#### Aim
Your task is to output the entries below word for word.

#### Rows
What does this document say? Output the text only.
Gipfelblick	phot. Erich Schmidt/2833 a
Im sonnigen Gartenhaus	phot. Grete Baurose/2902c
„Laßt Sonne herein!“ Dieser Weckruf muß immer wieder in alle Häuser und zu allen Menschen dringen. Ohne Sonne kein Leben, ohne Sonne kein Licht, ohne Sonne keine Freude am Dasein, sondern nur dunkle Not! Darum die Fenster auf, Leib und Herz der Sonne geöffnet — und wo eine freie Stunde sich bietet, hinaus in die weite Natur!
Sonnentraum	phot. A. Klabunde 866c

#### Response to the exercise
What does this document say? Output the text only.
Gipfelblick	phot. Erich Schmidt/2833 a
Im sonnigen Gartenhaus	phot. Grete Baurose/2902c
„Laßt Sonne herein!“ Dieser Weckruf muß immer wieder in alle Häuser und zu allen Menschen dringen. Ohne Sonne kein Leben, ohne Sonne kein Licht, ohne Sonne keine Freude am Dasein, sondern nur dunkle Not! Darum die Fenster auf, Leib und Herz der Sonne geöffnet — und wo eine freie Stunde sich bietet, hinaus in die weite Natur!
Sonnentraum	phot. A. Klabunde 866c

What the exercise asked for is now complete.